Exercise instructions – Lines containing the string "chevron" are to be collected in full.

Record excerpts –
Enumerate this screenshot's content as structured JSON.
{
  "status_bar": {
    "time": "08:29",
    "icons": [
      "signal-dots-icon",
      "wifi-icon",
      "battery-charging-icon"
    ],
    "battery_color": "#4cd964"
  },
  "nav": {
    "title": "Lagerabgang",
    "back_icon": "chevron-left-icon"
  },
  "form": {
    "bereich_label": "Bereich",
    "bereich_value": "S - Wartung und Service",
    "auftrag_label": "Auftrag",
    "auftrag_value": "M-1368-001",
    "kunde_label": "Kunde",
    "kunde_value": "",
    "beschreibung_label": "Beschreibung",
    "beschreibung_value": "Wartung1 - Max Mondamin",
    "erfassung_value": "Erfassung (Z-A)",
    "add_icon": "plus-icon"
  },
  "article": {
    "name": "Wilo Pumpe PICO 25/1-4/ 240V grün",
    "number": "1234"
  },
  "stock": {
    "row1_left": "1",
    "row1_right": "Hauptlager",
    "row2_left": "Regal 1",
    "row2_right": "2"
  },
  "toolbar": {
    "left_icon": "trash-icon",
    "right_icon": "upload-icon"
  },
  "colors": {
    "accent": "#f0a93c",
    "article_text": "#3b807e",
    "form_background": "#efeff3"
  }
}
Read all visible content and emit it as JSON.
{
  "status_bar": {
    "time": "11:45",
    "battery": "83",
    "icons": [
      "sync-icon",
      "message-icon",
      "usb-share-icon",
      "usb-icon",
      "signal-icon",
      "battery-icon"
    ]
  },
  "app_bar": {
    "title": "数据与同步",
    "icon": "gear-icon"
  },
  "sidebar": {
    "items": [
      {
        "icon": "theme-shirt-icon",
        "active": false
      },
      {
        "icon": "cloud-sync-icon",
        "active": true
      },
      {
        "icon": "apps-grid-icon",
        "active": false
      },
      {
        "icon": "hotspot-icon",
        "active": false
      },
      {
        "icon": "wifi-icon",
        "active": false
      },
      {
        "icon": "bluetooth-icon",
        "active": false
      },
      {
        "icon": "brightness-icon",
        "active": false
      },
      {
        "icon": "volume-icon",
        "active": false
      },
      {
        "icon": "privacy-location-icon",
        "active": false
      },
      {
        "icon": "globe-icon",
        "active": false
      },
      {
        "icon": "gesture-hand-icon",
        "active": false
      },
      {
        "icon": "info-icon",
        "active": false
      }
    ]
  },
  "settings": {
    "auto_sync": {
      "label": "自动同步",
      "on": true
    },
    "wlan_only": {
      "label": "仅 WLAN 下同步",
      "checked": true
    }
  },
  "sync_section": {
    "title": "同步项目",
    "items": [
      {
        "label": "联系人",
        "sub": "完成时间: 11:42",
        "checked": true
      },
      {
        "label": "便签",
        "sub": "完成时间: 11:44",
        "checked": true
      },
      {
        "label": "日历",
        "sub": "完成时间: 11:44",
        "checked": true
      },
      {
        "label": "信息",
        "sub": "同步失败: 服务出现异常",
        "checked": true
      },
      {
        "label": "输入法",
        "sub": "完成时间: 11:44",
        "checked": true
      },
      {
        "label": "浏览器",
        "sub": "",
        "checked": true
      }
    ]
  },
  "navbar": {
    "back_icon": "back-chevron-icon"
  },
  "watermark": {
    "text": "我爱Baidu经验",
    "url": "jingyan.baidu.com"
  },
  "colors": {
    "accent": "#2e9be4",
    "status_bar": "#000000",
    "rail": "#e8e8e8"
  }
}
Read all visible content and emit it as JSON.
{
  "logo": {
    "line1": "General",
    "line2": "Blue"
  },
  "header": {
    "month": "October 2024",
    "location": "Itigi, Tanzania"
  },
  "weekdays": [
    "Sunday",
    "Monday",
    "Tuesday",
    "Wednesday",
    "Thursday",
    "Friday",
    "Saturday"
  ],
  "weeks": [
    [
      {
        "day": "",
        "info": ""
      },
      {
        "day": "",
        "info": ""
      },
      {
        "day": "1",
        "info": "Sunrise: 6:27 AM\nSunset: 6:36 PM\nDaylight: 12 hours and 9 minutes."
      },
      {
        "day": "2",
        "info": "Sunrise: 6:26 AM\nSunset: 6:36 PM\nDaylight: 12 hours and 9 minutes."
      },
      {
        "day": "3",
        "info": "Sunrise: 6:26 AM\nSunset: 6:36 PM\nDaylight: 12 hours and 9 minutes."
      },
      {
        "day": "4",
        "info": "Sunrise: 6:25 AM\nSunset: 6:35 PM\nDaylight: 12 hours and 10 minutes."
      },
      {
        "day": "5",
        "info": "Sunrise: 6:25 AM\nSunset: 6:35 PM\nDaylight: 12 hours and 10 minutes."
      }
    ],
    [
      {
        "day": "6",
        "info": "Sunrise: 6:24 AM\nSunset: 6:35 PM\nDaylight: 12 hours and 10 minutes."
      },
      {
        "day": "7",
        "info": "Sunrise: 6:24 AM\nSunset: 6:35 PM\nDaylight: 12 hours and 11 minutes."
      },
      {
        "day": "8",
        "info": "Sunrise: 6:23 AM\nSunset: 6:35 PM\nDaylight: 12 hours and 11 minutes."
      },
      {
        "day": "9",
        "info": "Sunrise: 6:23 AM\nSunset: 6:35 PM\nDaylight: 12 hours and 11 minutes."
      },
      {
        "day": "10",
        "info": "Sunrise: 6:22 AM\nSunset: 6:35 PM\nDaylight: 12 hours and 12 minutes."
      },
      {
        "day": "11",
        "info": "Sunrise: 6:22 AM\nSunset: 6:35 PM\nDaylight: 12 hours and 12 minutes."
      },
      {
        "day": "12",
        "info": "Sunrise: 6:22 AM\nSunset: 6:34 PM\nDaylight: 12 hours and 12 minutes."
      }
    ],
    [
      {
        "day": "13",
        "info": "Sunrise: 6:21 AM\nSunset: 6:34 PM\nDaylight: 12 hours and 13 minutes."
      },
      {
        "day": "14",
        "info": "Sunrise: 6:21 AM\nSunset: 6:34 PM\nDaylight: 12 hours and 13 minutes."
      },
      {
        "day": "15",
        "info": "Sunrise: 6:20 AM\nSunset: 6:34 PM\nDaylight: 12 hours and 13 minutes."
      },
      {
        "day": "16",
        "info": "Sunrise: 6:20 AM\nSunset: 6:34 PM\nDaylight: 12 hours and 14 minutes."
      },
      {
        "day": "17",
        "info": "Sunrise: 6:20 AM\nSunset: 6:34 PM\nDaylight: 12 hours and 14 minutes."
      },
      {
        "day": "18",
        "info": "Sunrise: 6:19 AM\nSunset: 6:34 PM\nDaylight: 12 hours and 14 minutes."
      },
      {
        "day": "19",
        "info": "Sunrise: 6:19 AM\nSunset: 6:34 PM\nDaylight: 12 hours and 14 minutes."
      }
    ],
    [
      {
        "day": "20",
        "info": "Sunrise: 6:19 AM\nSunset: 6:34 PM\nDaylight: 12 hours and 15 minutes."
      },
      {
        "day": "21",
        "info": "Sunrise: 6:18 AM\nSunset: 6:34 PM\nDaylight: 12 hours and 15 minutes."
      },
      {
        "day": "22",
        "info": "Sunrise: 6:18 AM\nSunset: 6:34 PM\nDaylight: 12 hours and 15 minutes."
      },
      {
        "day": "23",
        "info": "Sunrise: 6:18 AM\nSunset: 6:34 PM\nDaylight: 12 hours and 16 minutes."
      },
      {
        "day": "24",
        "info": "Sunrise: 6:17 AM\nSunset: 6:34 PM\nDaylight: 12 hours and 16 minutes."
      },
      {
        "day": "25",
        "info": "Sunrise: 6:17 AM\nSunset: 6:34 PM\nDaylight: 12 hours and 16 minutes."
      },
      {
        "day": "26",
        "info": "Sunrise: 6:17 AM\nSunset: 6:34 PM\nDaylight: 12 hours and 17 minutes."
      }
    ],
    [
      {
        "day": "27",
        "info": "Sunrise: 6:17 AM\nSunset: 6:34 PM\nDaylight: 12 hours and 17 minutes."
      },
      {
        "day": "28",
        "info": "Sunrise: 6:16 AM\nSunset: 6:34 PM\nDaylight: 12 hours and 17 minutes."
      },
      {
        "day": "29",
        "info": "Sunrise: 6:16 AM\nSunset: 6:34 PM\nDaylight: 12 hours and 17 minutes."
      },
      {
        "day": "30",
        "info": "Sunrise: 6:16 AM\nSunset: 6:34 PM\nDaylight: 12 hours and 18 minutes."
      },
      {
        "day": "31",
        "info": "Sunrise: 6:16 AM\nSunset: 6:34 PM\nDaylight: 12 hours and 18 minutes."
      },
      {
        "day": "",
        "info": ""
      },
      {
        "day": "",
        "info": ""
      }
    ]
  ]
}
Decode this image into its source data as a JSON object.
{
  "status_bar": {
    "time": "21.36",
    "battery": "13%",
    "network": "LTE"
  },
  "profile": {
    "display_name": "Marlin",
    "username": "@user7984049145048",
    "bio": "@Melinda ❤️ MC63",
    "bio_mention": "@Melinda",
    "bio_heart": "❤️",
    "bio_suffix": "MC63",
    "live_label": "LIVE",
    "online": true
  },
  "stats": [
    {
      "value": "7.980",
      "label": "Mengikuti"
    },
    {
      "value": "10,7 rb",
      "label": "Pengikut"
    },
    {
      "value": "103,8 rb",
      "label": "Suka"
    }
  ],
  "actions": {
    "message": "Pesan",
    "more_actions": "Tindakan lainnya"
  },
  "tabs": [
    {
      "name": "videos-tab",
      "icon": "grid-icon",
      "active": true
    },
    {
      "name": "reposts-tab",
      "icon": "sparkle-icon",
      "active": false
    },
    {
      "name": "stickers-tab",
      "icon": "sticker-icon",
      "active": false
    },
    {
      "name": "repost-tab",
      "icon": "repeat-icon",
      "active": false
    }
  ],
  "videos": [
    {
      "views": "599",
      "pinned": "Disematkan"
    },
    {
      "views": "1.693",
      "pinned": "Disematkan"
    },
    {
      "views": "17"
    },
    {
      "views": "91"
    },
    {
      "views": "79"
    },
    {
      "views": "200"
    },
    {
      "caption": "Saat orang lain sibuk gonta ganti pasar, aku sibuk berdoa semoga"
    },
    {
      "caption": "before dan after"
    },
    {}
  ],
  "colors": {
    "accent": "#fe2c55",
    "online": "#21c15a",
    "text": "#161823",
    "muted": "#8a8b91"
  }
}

Solution for this exercise –
    "back_icon": "chevron-left-icon"
    "back_icon": "back-chevron-icon"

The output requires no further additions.